Excerpts from a figure dataset

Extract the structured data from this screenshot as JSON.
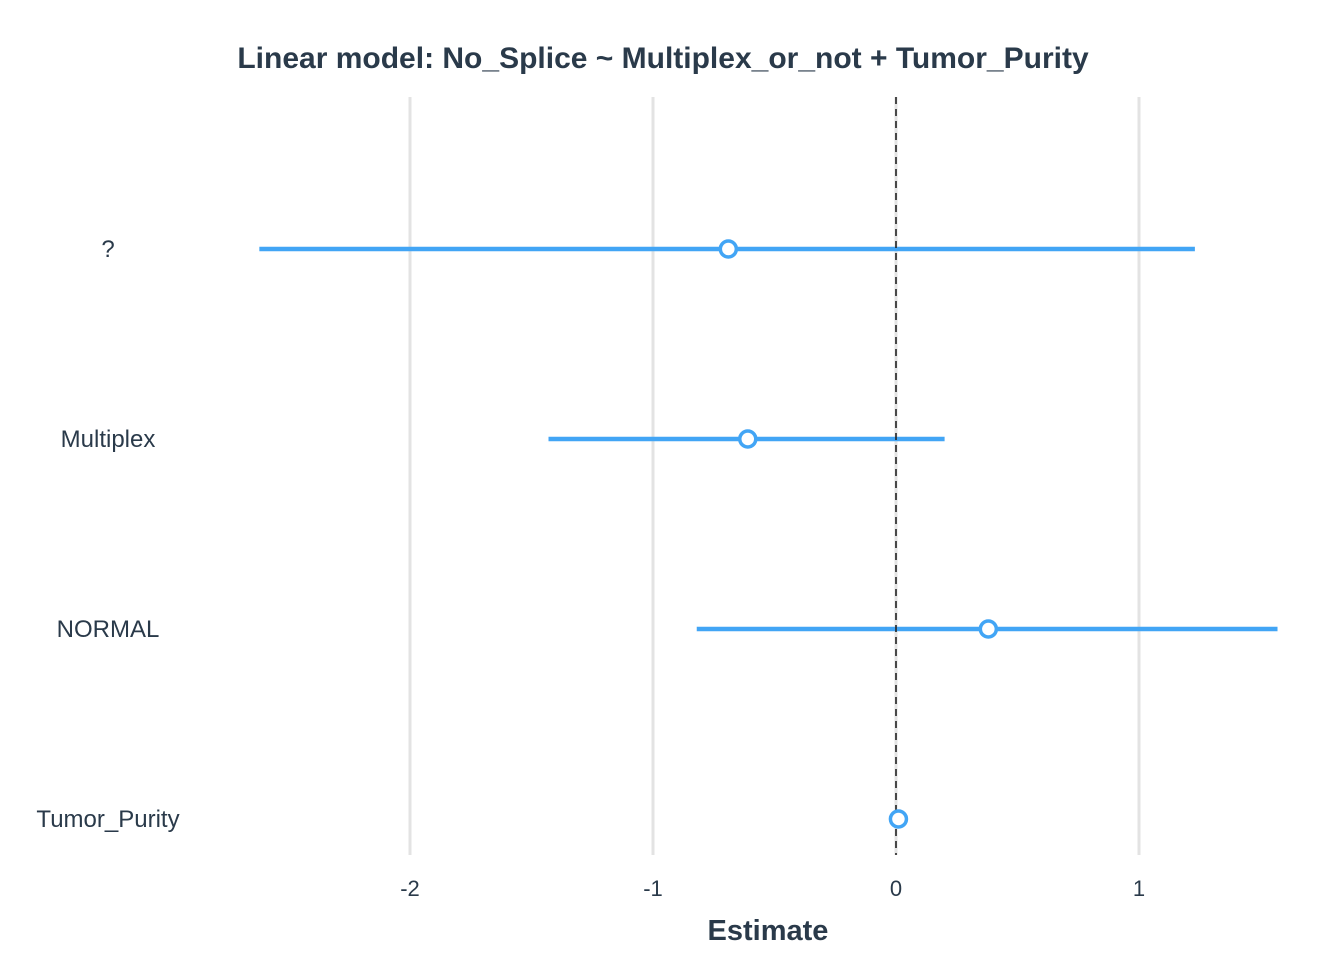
{
  "chart_data": {
    "type": "scatter",
    "subtype": "coefficient-plot",
    "title": "Linear model: No_Splice ~ Multiplex_or_not + Tumor_Purity",
    "xlabel": "Estimate",
    "ylabel": "",
    "xlim": [
      -2.6,
      1.57
    ],
    "x_ticks": [
      -2,
      -1,
      0,
      1
    ],
    "x_tick_labels": [
      "-2",
      "-1",
      "0",
      "1"
    ],
    "reference_line": 0,
    "grid": "vertical major",
    "legend": "none",
    "color": "#42a5f5",
    "terms": [
      {
        "label": "?",
        "estimate": -0.69,
        "ci_low": -2.62,
        "ci_high": 1.23
      },
      {
        "label": "Multiplex",
        "estimate": -0.61,
        "ci_low": -1.43,
        "ci_high": 0.2
      },
      {
        "label": "NORMAL",
        "estimate": 0.38,
        "ci_low": -0.82,
        "ci_high": 1.57
      },
      {
        "label": "Tumor_Purity",
        "estimate": 0.01,
        "ci_low": 0.005,
        "ci_high": 0.015
      }
    ]
  }
}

▶ [How to complete this task]
Leave the pictures out, then print every entry exactly as it reads.

▶ [Expected answer]
Extract the structured data from this screenshot as JSON.
{
  "chart_data": {
    "type": "scatter",
    "subtype": "coefficient-plot",
    "title": "Linear model: No_Splice ~ Multiplex_or_not + Tumor_Purity",
    "xlabel": "Estimate",
    "ylabel": "",
    "xlim": [
      -2.6,
      1.57
    ],
    "x_ticks": [
      -2,
      -1,
      0,
      1
    ],
    "x_tick_labels": [
      "-2",
      "-1",
      "0",
      "1"
    ],
    "reference_line": 0,
    "grid": "vertical major",
    "legend": "none",
    "color": "#42a5f5",
    "terms": [
      {
        "label": "?",
        "estimate": -0.69,
        "ci_low": -2.62,
        "ci_high": 1.23
      },
      {
        "label": "Multiplex",
        "estimate": -0.61,
        "ci_low": -1.43,
        "ci_high": 0.2
      },
      {
        "label": "NORMAL",
        "estimate": 0.38,
        "ci_low": -0.82,
        "ci_high": 1.57
      },
      {
        "label": "Tumor_Purity",
        "estimate": 0.01,
        "ci_low": 0.005,
        "ci_high": 0.015
      }
    ]
  }
}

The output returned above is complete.